*What you have to do*: Quote the listing in full, exactly as given, minus any pictures.

*Dataset rows*:
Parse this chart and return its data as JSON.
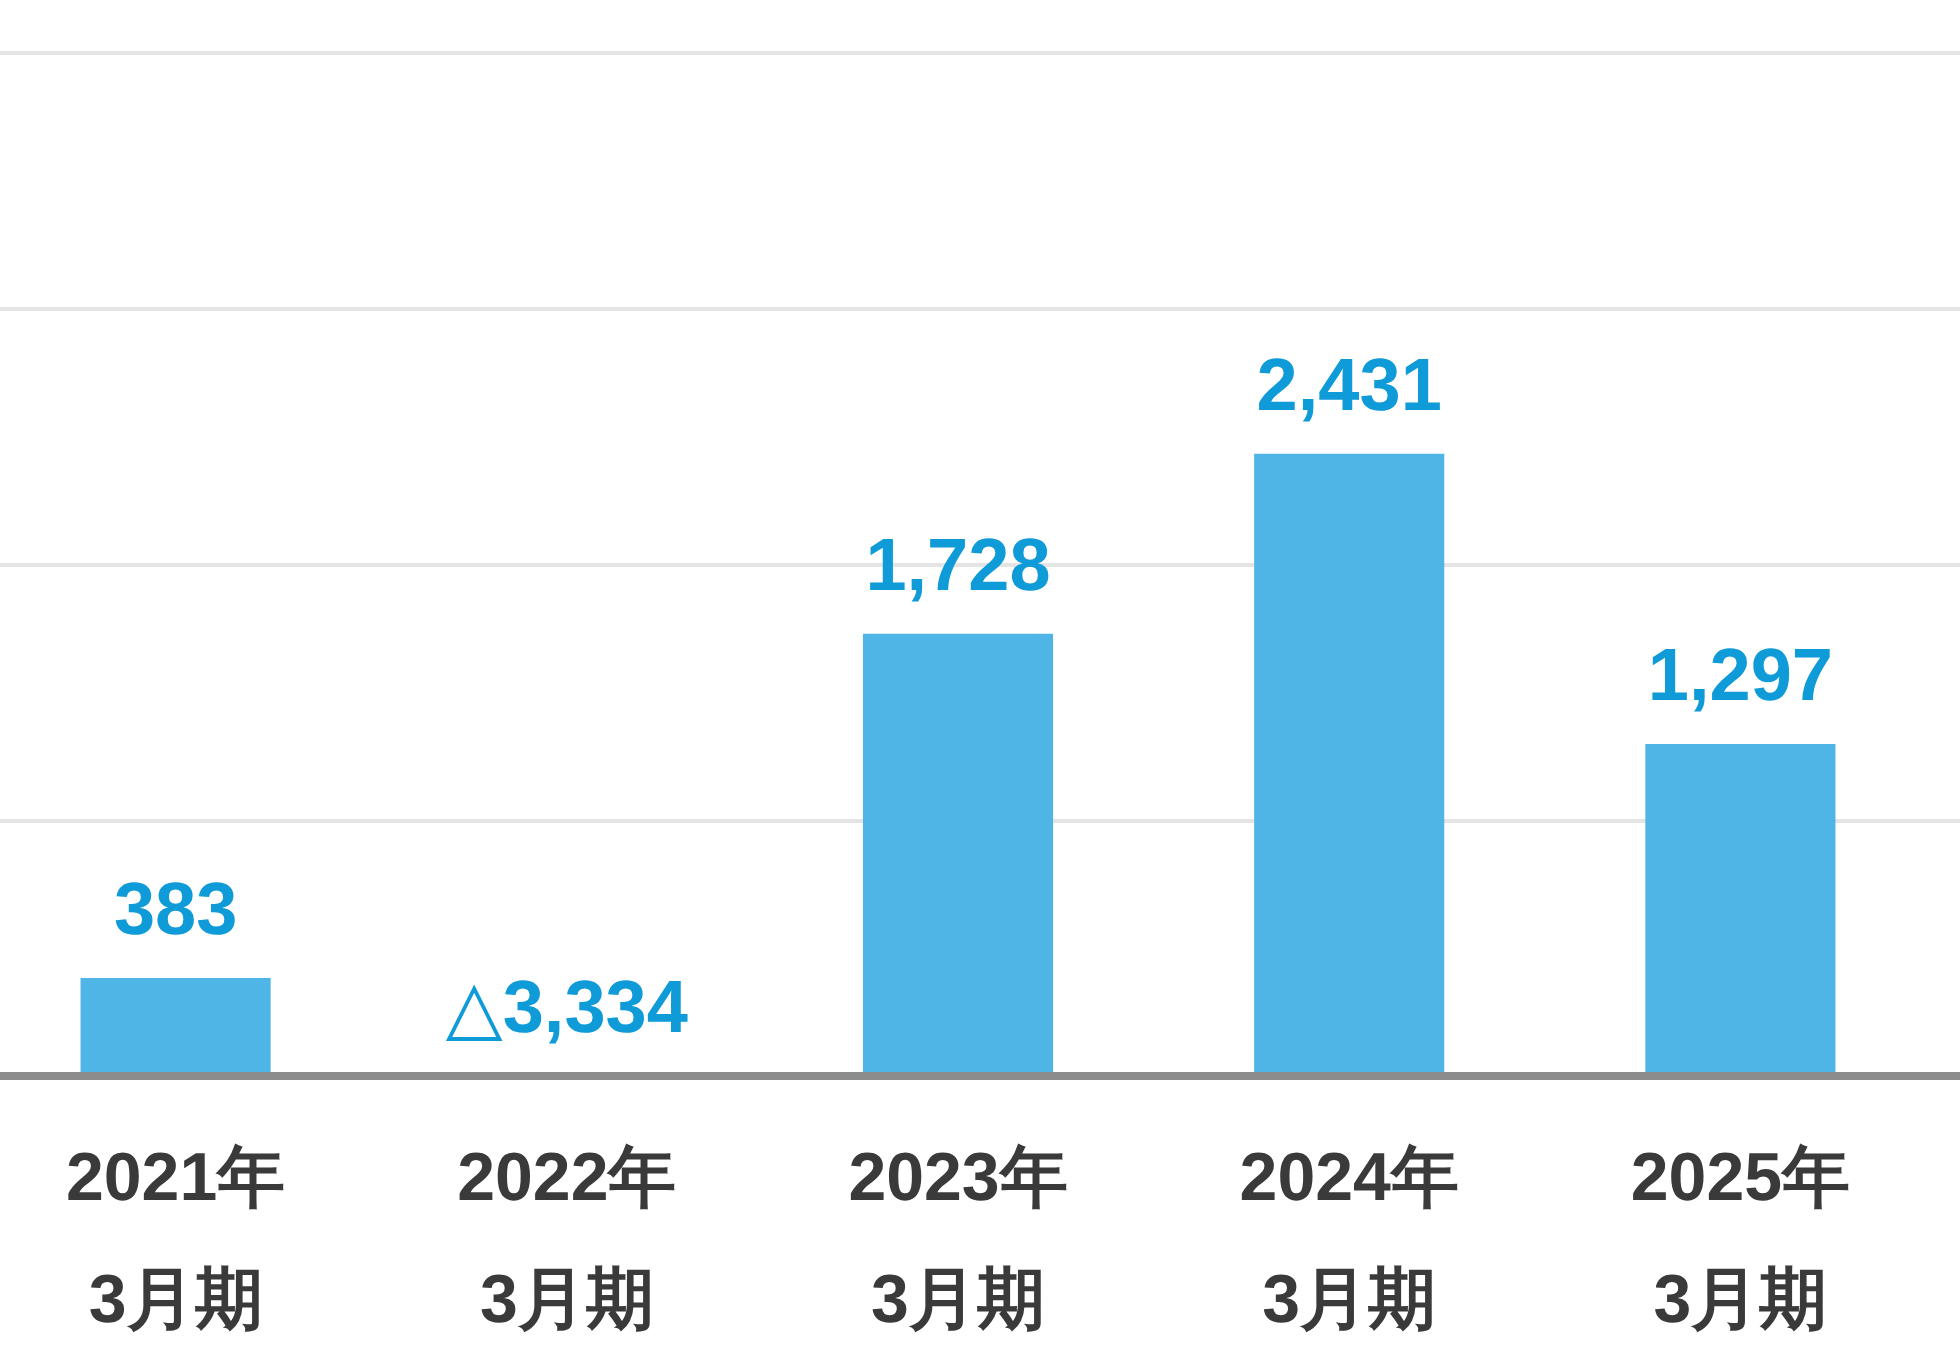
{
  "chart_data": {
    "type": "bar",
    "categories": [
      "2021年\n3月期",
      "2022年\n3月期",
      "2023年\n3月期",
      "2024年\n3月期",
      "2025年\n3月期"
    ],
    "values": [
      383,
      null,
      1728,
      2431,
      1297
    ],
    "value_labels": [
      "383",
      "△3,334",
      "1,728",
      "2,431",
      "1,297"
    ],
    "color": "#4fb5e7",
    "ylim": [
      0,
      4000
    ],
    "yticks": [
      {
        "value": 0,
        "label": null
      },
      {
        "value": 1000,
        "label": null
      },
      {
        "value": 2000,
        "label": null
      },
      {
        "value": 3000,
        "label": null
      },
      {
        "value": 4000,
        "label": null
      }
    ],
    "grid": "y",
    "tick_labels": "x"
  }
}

*Written response*:
Parse this chart and return its data as JSON.
{
  "chart_data": {
    "type": "bar",
    "categories": [
      "2021年\n3月期",
      "2022年\n3月期",
      "2023年\n3月期",
      "2024年\n3月期",
      "2025年\n3月期"
    ],
    "values": [
      383,
      null,
      1728,
      2431,
      1297
    ],
    "value_labels": [
      "383",
      "△3,334",
      "1,728",
      "2,431",
      "1,297"
    ],
    "color": "#4fb5e7",
    "ylim": [
      0,
      4000
    ],
    "yticks": [
      {
        "value": 0,
        "label": null
      },
      {
        "value": 1000,
        "label": null
      },
      {
        "value": 2000,
        "label": null
      },
      {
        "value": 3000,
        "label": null
      },
      {
        "value": 4000,
        "label": null
      }
    ],
    "grid": "y",
    "tick_labels": "x"
  }
}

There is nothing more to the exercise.